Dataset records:

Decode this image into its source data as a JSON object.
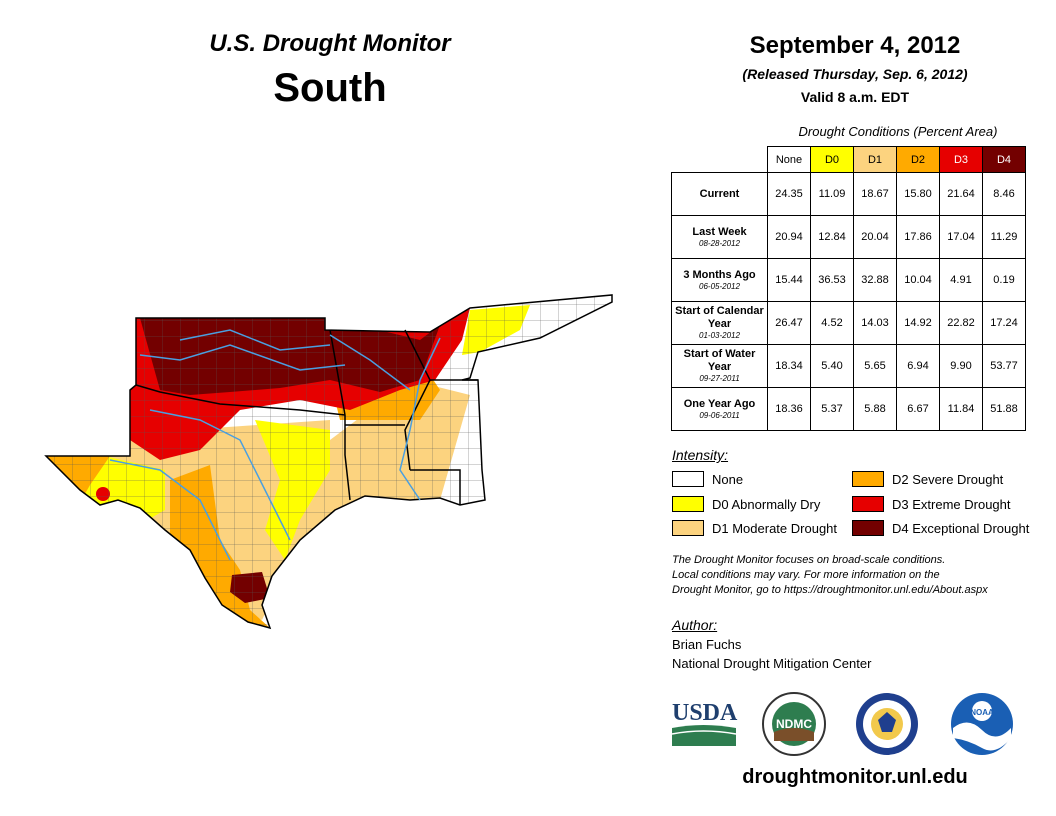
{
  "header": {
    "title": "U.S. Drought Monitor",
    "region": "South",
    "date": "September 4, 2012",
    "released": "(Released Thursday, Sep. 6, 2012)",
    "valid": "Valid 8 a.m. EDT"
  },
  "table": {
    "caption": "Drought Conditions (Percent Area)",
    "columns": [
      {
        "label": "None",
        "color": "#ffffff"
      },
      {
        "label": "D0",
        "color": "#ffff00"
      },
      {
        "label": "D1",
        "color": "#fcd37f"
      },
      {
        "label": "D2",
        "color": "#ffaa00"
      },
      {
        "label": "D3",
        "color": "#e60000"
      },
      {
        "label": "D4",
        "color": "#730000"
      }
    ],
    "rows": [
      {
        "label": "Current",
        "sub": "",
        "values": [
          "24.35",
          "11.09",
          "18.67",
          "15.80",
          "21.64",
          "8.46"
        ]
      },
      {
        "label": "Last Week",
        "sub": "08-28-2012",
        "values": [
          "20.94",
          "12.84",
          "20.04",
          "17.86",
          "17.04",
          "11.29"
        ]
      },
      {
        "label": "3 Months Ago",
        "sub": "06-05-2012",
        "values": [
          "15.44",
          "36.53",
          "32.88",
          "10.04",
          "4.91",
          "0.19"
        ]
      },
      {
        "label": "Start of Calendar Year",
        "sub": "01-03-2012",
        "values": [
          "26.47",
          "4.52",
          "14.03",
          "14.92",
          "22.82",
          "17.24"
        ]
      },
      {
        "label": "Start of Water Year",
        "sub": "09-27-2011",
        "values": [
          "18.34",
          "5.40",
          "5.65",
          "6.94",
          "9.90",
          "53.77"
        ]
      },
      {
        "label": "One Year Ago",
        "sub": "09-06-2011",
        "values": [
          "18.36",
          "5.37",
          "5.88",
          "6.67",
          "11.84",
          "51.88"
        ]
      }
    ]
  },
  "legend": {
    "title": "Intensity:",
    "items": [
      {
        "label": "None",
        "color": "#ffffff"
      },
      {
        "label": "D0 Abnormally Dry",
        "color": "#ffff00"
      },
      {
        "label": "D1 Moderate Drought",
        "color": "#fcd37f"
      },
      {
        "label": "D2 Severe Drought",
        "color": "#ffaa00"
      },
      {
        "label": "D3 Extreme Drought",
        "color": "#e60000"
      },
      {
        "label": "D4 Exceptional Drought",
        "color": "#730000"
      }
    ]
  },
  "note": {
    "line1": "The Drought Monitor focuses on broad-scale conditions.",
    "line2": "Local conditions may vary. For more information on the",
    "line3": "Drought Monitor, go to https://droughtmonitor.unl.edu/About.aspx"
  },
  "author": {
    "label": "Author:",
    "name": "Brian Fuchs",
    "org": "National Drought Mitigation Center"
  },
  "logos": {
    "usda": "USDA",
    "ndmc": "NDMC",
    "noaa": "NOAA"
  },
  "footer": {
    "site": "droughtmonitor.unl.edu"
  },
  "colors": {
    "none": "#ffffff",
    "d0": "#ffff00",
    "d1": "#fcd37f",
    "d2": "#ffaa00",
    "d3": "#e60000",
    "d4": "#730000",
    "water": "#4a9fe0"
  }
}
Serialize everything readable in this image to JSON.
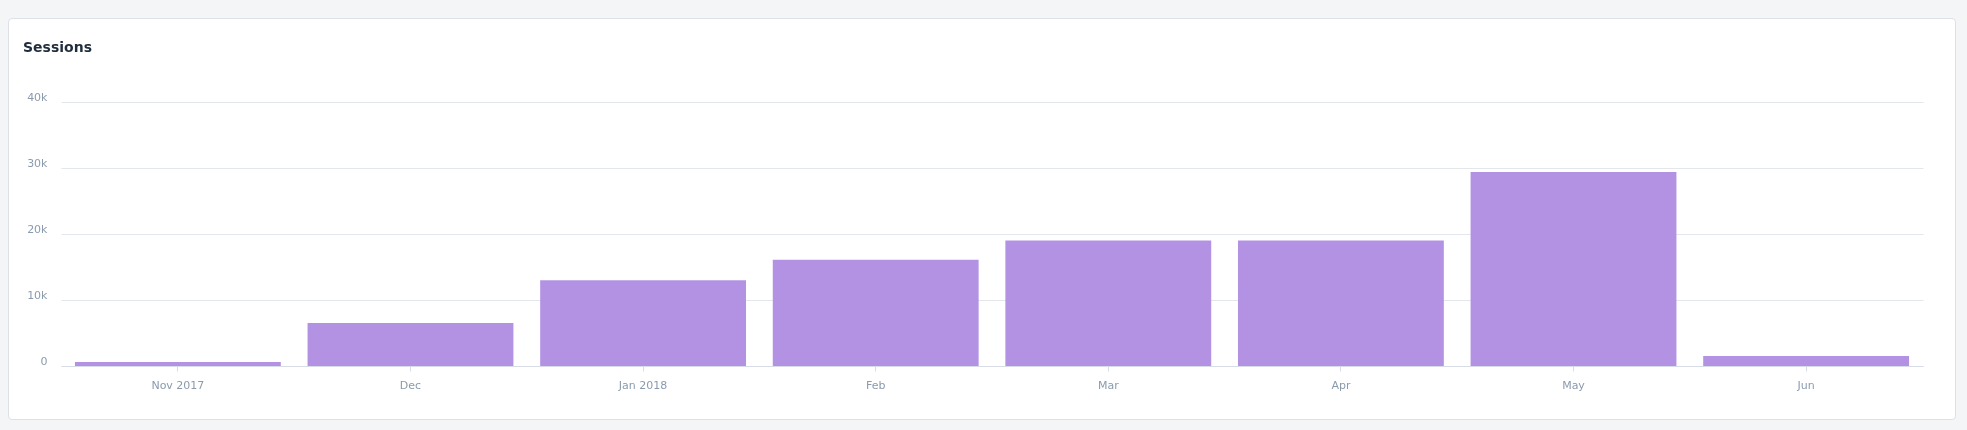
{
  "chart_data": {
    "type": "bar",
    "title": "Sessions",
    "categories": [
      "Nov 2017",
      "Dec",
      "Jan 2018",
      "Feb",
      "Mar",
      "Apr",
      "May",
      "Jun"
    ],
    "values": [
      600,
      6500,
      13000,
      16100,
      19000,
      19000,
      29400,
      1500
    ],
    "color": "#b392e4",
    "ylim": [
      0,
      40000
    ],
    "yticks": [
      {
        "value": 0,
        "label": "0"
      },
      {
        "value": 10000,
        "label": "10k"
      },
      {
        "value": 20000,
        "label": "20k"
      },
      {
        "value": 30000,
        "label": "30k"
      },
      {
        "value": 40000,
        "label": "40k"
      }
    ],
    "grid": "y"
  }
}
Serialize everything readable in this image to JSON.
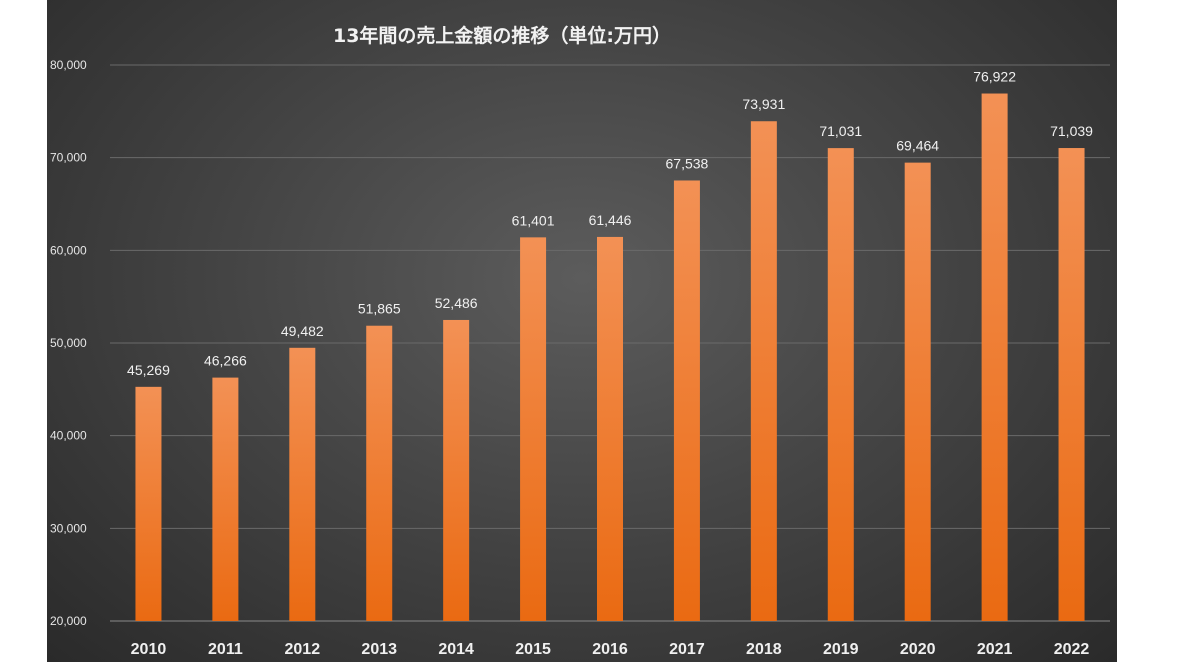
{
  "chart_data": {
    "type": "bar",
    "title": "13年間の売上金額の推移（単位:万円）",
    "categories": [
      "2010",
      "2011",
      "2012",
      "2013",
      "2014",
      "2015",
      "2016",
      "2017",
      "2018",
      "2019",
      "2020",
      "2021",
      "2022"
    ],
    "values": [
      45269,
      46266,
      49482,
      51865,
      52486,
      61401,
      61446,
      67538,
      73931,
      71031,
      69464,
      76922,
      71039
    ],
    "data_labels": [
      "45,269",
      "46,266",
      "49,482",
      "51,865",
      "52,486",
      "61,401",
      "61,446",
      "67,538",
      "73,931",
      "71,031",
      "69,464",
      "76,922",
      "71,039"
    ],
    "ylim": [
      20000,
      80000
    ],
    "yticks": [
      20000,
      30000,
      40000,
      50000,
      60000,
      70000,
      80000
    ],
    "ytick_labels": [
      "20,000",
      "30,000",
      "40,000",
      "50,000",
      "60,000",
      "70,000",
      "80,000"
    ],
    "xlabel": "",
    "ylabel": "",
    "grid": true,
    "legend": "none",
    "colors": {
      "bar_top": "#f39155",
      "bar_bottom": "#ea6a12",
      "background_center": "#5c5c5c",
      "background_edge": "#2a2a2a",
      "text": "#f0f0f0"
    }
  }
}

» JOB:
Each record above should be copied character for character, with pictures dropped.

» TASK RESULT:
Decode this image into its source data as a JSON object.
{
  "header": {
    "title": "U.S. Drought Monitor",
    "region": "South",
    "date": "September 4, 2012",
    "released": "(Released Thursday, Sep. 6, 2012)",
    "valid": "Valid 8 a.m. EDT"
  },
  "table": {
    "caption": "Drought Conditions (Percent Area)",
    "columns": [
      {
        "label": "None",
        "color": "#ffffff"
      },
      {
        "label": "D0",
        "color": "#ffff00"
      },
      {
        "label": "D1",
        "color": "#fcd37f"
      },
      {
        "label": "D2",
        "color": "#ffaa00"
      },
      {
        "label": "D3",
        "color": "#e60000"
      },
      {
        "label": "D4",
        "color": "#730000"
      }
    ],
    "rows": [
      {
        "label": "Current",
        "sub": "",
        "values": [
          "24.35",
          "11.09",
          "18.67",
          "15.80",
          "21.64",
          "8.46"
        ]
      },
      {
        "label": "Last Week",
        "sub": "08-28-2012",
        "values": [
          "20.94",
          "12.84",
          "20.04",
          "17.86",
          "17.04",
          "11.29"
        ]
      },
      {
        "label": "3 Months Ago",
        "sub": "06-05-2012",
        "values": [
          "15.44",
          "36.53",
          "32.88",
          "10.04",
          "4.91",
          "0.19"
        ]
      },
      {
        "label": "Start of Calendar Year",
        "sub": "01-03-2012",
        "values": [
          "26.47",
          "4.52",
          "14.03",
          "14.92",
          "22.82",
          "17.24"
        ]
      },
      {
        "label": "Start of Water Year",
        "sub": "09-27-2011",
        "values": [
          "18.34",
          "5.40",
          "5.65",
          "6.94",
          "9.90",
          "53.77"
        ]
      },
      {
        "label": "One Year Ago",
        "sub": "09-06-2011",
        "values": [
          "18.36",
          "5.37",
          "5.88",
          "6.67",
          "11.84",
          "51.88"
        ]
      }
    ]
  },
  "legend": {
    "title": "Intensity:",
    "items": [
      {
        "label": "None",
        "color": "#ffffff"
      },
      {
        "label": "D0 Abnormally Dry",
        "color": "#ffff00"
      },
      {
        "label": "D1 Moderate Drought",
        "color": "#fcd37f"
      },
      {
        "label": "D2 Severe Drought",
        "color": "#ffaa00"
      },
      {
        "label": "D3 Extreme Drought",
        "color": "#e60000"
      },
      {
        "label": "D4 Exceptional Drought",
        "color": "#730000"
      }
    ]
  },
  "note": {
    "line1": "The Drought Monitor focuses on broad-scale conditions.",
    "line2": "Local conditions may vary. For more information on the",
    "line3": "Drought Monitor, go to https://droughtmonitor.unl.edu/About.aspx"
  },
  "author": {
    "label": "Author:",
    "name": "Brian Fuchs",
    "org": "National Drought Mitigation Center"
  },
  "logos": {
    "usda": "USDA",
    "ndmc": "NDMC",
    "noaa": "NOAA"
  },
  "footer": {
    "site": "droughtmonitor.unl.edu"
  },
  "colors": {
    "none": "#ffffff",
    "d0": "#ffff00",
    "d1": "#fcd37f",
    "d2": "#ffaa00",
    "d3": "#e60000",
    "d4": "#730000",
    "water": "#4a9fe0"
  }
}
Serialize everything readable in this image to JSON.
{
  "chart_data": {
    "type": "bar",
    "title": "Sessions",
    "categories": [
      "Nov 2017",
      "Dec",
      "Jan 2018",
      "Feb",
      "Mar",
      "Apr",
      "May",
      "Jun"
    ],
    "values": [
      600,
      6500,
      13000,
      16100,
      19000,
      19000,
      29400,
      1500
    ],
    "color": "#b392e4",
    "ylim": [
      0,
      40000
    ],
    "yticks": [
      {
        "value": 0,
        "label": "0"
      },
      {
        "value": 10000,
        "label": "10k"
      },
      {
        "value": 20000,
        "label": "20k"
      },
      {
        "value": 30000,
        "label": "30k"
      },
      {
        "value": 40000,
        "label": "40k"
      }
    ],
    "grid": "y"
  }
}
Serialize everything readable in this image to JSON.
{
  "chart_data": {
    "type": "bar",
    "title": "13年間の売上金額の推移（単位:万円）",
    "categories": [
      "2010",
      "2011",
      "2012",
      "2013",
      "2014",
      "2015",
      "2016",
      "2017",
      "2018",
      "2019",
      "2020",
      "2021",
      "2022"
    ],
    "values": [
      45269,
      46266,
      49482,
      51865,
      52486,
      61401,
      61446,
      67538,
      73931,
      71031,
      69464,
      76922,
      71039
    ],
    "data_labels": [
      "45,269",
      "46,266",
      "49,482",
      "51,865",
      "52,486",
      "61,401",
      "61,446",
      "67,538",
      "73,931",
      "71,031",
      "69,464",
      "76,922",
      "71,039"
    ],
    "ylim": [
      20000,
      80000
    ],
    "yticks": [
      20000,
      30000,
      40000,
      50000,
      60000,
      70000,
      80000
    ],
    "ytick_labels": [
      "20,000",
      "30,000",
      "40,000",
      "50,000",
      "60,000",
      "70,000",
      "80,000"
    ],
    "xlabel": "",
    "ylabel": "",
    "grid": true,
    "legend": "none",
    "colors": {
      "bar_top": "#f39155",
      "bar_bottom": "#ea6a12",
      "background_center": "#5c5c5c",
      "background_edge": "#2a2a2a",
      "text": "#f0f0f0"
    }
  }
}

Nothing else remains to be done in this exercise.